> **GIVEN ENTRIES**:
* begin *
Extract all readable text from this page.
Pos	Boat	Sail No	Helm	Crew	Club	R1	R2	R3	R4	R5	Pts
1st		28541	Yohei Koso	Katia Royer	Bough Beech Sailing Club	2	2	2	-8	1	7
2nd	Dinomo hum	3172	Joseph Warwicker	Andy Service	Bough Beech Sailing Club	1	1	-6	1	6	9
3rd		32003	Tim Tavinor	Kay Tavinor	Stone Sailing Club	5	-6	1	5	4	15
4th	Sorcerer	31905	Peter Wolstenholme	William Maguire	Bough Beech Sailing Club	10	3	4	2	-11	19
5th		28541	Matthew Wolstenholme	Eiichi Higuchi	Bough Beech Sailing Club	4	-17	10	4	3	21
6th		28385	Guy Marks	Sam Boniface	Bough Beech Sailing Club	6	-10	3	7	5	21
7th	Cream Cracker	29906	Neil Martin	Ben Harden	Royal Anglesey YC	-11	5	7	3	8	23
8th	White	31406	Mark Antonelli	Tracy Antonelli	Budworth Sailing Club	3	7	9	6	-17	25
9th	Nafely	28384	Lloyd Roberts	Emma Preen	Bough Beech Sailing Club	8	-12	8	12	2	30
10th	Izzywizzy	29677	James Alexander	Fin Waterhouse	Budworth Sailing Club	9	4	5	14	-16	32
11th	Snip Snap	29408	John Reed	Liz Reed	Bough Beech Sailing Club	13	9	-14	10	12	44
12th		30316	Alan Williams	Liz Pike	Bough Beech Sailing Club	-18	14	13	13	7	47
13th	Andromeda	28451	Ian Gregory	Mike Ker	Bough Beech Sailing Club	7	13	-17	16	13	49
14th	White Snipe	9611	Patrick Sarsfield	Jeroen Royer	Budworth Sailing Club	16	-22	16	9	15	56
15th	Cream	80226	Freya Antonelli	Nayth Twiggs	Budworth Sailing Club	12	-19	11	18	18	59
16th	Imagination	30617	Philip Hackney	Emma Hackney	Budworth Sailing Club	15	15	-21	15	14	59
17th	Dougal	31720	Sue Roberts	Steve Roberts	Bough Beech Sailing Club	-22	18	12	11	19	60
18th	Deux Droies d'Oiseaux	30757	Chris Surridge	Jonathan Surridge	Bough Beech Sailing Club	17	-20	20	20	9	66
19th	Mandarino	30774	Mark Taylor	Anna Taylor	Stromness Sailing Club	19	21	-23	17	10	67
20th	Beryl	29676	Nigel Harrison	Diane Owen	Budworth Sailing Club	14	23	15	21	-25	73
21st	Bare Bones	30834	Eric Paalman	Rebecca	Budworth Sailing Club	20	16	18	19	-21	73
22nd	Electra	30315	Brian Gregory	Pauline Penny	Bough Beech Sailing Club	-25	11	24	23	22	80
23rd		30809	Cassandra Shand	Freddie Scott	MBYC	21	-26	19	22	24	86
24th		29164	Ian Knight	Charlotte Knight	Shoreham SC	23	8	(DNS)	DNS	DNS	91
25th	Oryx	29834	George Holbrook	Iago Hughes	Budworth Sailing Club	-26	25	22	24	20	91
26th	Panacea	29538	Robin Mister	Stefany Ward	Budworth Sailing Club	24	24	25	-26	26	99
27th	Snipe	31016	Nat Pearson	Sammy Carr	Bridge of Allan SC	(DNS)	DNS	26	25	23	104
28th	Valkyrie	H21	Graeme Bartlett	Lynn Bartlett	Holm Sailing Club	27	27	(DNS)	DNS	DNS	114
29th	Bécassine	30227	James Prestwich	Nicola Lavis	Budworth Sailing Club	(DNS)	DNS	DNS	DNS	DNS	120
* end *
> **SET TASK**: Report how many lines above hold the string "White", giving nothing but the number.

> **RESULT**: 2